Your instructions: What follows is a set of records; restate each one word for word and drop the pictures.

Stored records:

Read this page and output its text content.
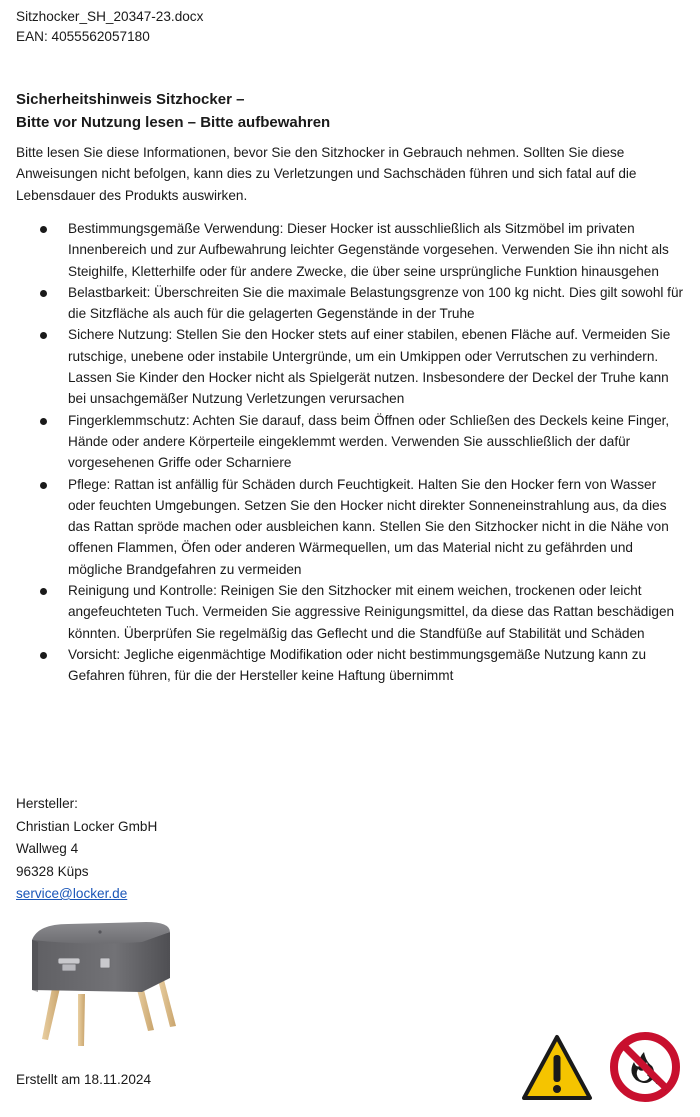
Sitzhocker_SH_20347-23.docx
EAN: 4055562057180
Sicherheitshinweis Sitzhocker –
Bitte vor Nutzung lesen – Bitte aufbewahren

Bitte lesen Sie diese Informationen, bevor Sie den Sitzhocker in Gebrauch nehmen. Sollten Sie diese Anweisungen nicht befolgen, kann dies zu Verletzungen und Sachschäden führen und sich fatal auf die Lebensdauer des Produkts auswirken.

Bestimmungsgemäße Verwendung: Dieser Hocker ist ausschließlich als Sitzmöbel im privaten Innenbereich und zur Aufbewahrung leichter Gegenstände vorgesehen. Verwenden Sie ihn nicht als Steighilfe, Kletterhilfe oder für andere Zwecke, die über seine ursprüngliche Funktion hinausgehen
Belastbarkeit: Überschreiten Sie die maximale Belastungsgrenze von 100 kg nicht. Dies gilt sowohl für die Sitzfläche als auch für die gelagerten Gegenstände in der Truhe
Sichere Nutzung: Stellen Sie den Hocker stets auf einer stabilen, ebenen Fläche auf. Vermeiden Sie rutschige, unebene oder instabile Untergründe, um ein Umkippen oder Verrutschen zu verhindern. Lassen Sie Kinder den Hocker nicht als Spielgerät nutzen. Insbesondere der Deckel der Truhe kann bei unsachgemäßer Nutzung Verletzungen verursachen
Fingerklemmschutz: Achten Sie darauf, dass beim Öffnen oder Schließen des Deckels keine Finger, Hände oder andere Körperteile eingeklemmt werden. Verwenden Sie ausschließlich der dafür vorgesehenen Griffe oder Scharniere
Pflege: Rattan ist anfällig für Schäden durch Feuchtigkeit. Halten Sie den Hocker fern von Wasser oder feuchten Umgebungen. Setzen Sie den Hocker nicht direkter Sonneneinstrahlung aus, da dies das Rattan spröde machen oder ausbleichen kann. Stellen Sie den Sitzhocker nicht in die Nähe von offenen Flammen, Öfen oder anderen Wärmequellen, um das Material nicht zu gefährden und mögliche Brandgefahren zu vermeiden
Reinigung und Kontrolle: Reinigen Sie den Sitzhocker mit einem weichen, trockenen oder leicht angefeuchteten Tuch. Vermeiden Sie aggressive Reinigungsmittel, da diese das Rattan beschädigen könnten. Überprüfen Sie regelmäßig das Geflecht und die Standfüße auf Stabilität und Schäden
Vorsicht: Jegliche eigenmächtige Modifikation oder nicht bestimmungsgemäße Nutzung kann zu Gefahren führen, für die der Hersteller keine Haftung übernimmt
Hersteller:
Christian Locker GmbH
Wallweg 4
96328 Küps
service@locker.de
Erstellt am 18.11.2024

Result:
Read this page and output its text content.
Sitzhocker_SH_20347-23.docx
EAN: 4055562057180
Sicherheitshinweis Sitzhocker –
Bitte vor Nutzung lesen – Bitte aufbewahren

Bitte lesen Sie diese Informationen, bevor Sie den Sitzhocker in Gebrauch nehmen. Sollten Sie diese Anweisungen nicht befolgen, kann dies zu Verletzungen und Sachschäden führen und sich fatal auf die Lebensdauer des Produkts auswirken.

Bestimmungsgemäße Verwendung: Dieser Hocker ist ausschließlich als Sitzmöbel im privaten Innenbereich und zur Aufbewahrung leichter Gegenstände vorgesehen. Verwenden Sie ihn nicht als Steighilfe, Kletterhilfe oder für andere Zwecke, die über seine ursprüngliche Funktion hinausgehen
Belastbarkeit: Überschreiten Sie die maximale Belastungsgrenze von 100 kg nicht. Dies gilt sowohl für die Sitzfläche als auch für die gelagerten Gegenstände in der Truhe
Sichere Nutzung: Stellen Sie den Hocker stets auf einer stabilen, ebenen Fläche auf. Vermeiden Sie rutschige, unebene oder instabile Untergründe, um ein Umkippen oder Verrutschen zu verhindern. Lassen Sie Kinder den Hocker nicht als Spielgerät nutzen. Insbesondere der Deckel der Truhe kann bei unsachgemäßer Nutzung Verletzungen verursachen
Fingerklemmschutz: Achten Sie darauf, dass beim Öffnen oder Schließen des Deckels keine Finger, Hände oder andere Körperteile eingeklemmt werden. Verwenden Sie ausschließlich der dafür vorgesehenen Griffe oder Scharniere
Pflege: Rattan ist anfällig für Schäden durch Feuchtigkeit. Halten Sie den Hocker fern von Wasser oder feuchten Umgebungen. Setzen Sie den Hocker nicht direkter Sonneneinstrahlung aus, da dies das Rattan spröde machen oder ausbleichen kann. Stellen Sie den Sitzhocker nicht in die Nähe von offenen Flammen, Öfen oder anderen Wärmequellen, um das Material nicht zu gefährden und mögliche Brandgefahren zu vermeiden
Reinigung und Kontrolle: Reinigen Sie den Sitzhocker mit einem weichen, trockenen oder leicht angefeuchteten Tuch. Vermeiden Sie aggressive Reinigungsmittel, da diese das Rattan beschädigen könnten. Überprüfen Sie regelmäßig das Geflecht und die Standfüße auf Stabilität und Schäden
Vorsicht: Jegliche eigenmächtige Modifikation oder nicht bestimmungsgemäße Nutzung kann zu Gefahren führen, für die der Hersteller keine Haftung übernimmt
Hersteller:
Christian Locker GmbH
Wallweg 4
96328 Küps
service@locker.de
Erstellt am 18.11.2024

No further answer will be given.